▶ Problem:
Pick out each line of the records in which the word "sandwich" appears.

— Start —

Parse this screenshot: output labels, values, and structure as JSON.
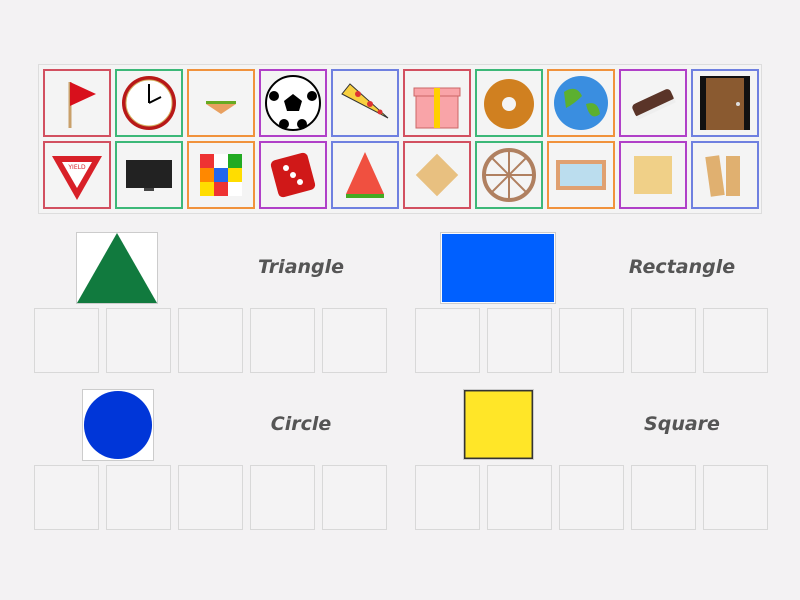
{
  "items": [
    {
      "icon": "flag-icon",
      "color": "#d25060"
    },
    {
      "icon": "clock-icon",
      "color": "#3cb878"
    },
    {
      "icon": "sandwich-icon",
      "color": "#f0923c"
    },
    {
      "icon": "soccer-ball-icon",
      "color": "#b040c8"
    },
    {
      "icon": "pizza-slice-icon",
      "color": "#6f80e0"
    },
    {
      "icon": "gift-box-icon",
      "color": "#d25060"
    },
    {
      "icon": "bagel-icon",
      "color": "#3cb878"
    },
    {
      "icon": "globe-icon",
      "color": "#f0923c"
    },
    {
      "icon": "ice-cream-sandwich-icon",
      "color": "#b040c8"
    },
    {
      "icon": "door-icon",
      "color": "#6f80e0"
    },
    {
      "icon": "yield-sign-icon",
      "color": "#d25060"
    },
    {
      "icon": "tv-icon",
      "color": "#3cb878"
    },
    {
      "icon": "rubiks-cube-icon",
      "color": "#f0923c"
    },
    {
      "icon": "die-icon",
      "color": "#b040c8"
    },
    {
      "icon": "watermelon-slice-icon",
      "color": "#6f80e0"
    },
    {
      "icon": "cracker-diamond-icon",
      "color": "#d25060"
    },
    {
      "icon": "wagon-wheel-icon",
      "color": "#3cb878"
    },
    {
      "icon": "picture-frame-icon",
      "color": "#f0923c"
    },
    {
      "icon": "square-cracker-icon",
      "color": "#b040c8"
    },
    {
      "icon": "graham-crackers-icon",
      "color": "#6f80e0"
    }
  ],
  "groups": [
    {
      "label": "Triangle",
      "shape": "triangle",
      "color": "#117a3e"
    },
    {
      "label": "Rectangle",
      "shape": "rectangle",
      "color": "#0060ff"
    },
    {
      "label": "Circle",
      "shape": "circle",
      "color": "#0036d8"
    },
    {
      "label": "Square",
      "shape": "square",
      "color": "#ffe628"
    }
  ]
}
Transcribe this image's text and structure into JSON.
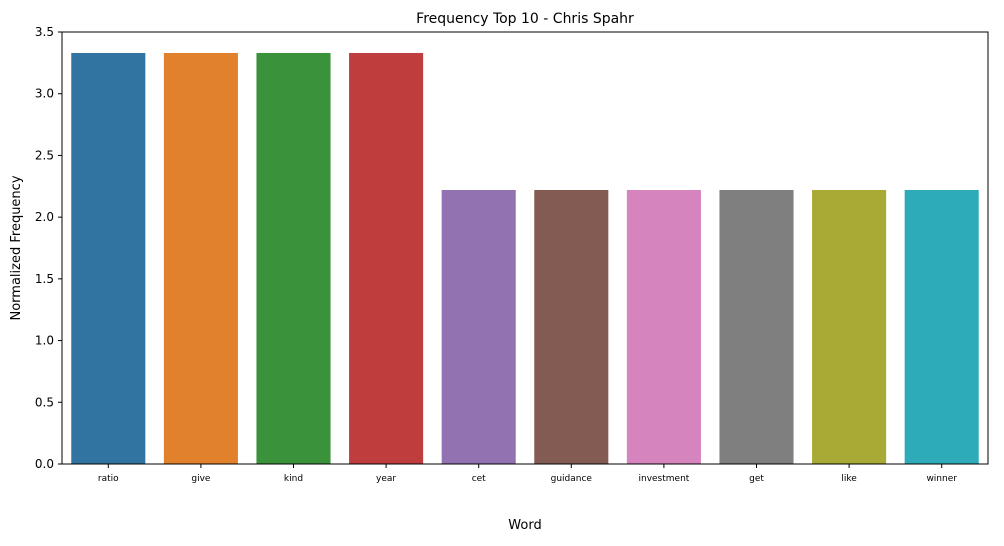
{
  "chart_data": {
    "type": "bar",
    "title": "Frequency Top 10 - Chris Spahr",
    "xlabel": "Word",
    "ylabel": "Normalized Frequency",
    "categories": [
      "ratio",
      "give",
      "kind",
      "year",
      "cet",
      "guidance",
      "investment",
      "get",
      "like",
      "winner"
    ],
    "values": [
      3.33,
      3.33,
      3.33,
      3.33,
      2.22,
      2.22,
      2.22,
      2.22,
      2.22,
      2.22
    ],
    "colors": [
      "#3274a1",
      "#e1812c",
      "#3a923a",
      "#c03d3e",
      "#9372b2",
      "#845b53",
      "#d684bd",
      "#7f7f7f",
      "#a9aa35",
      "#2eabb8"
    ],
    "ylim": [
      0,
      3.5
    ],
    "yticks": [
      "0.0",
      "0.5",
      "1.0",
      "1.5",
      "2.0",
      "2.5",
      "3.0",
      "3.5"
    ],
    "grid": false,
    "legend": "none"
  }
}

— End —

▶ Task result:
      "icon": "sandwich-icon",
      "icon": "ice-cream-sandwich-icon",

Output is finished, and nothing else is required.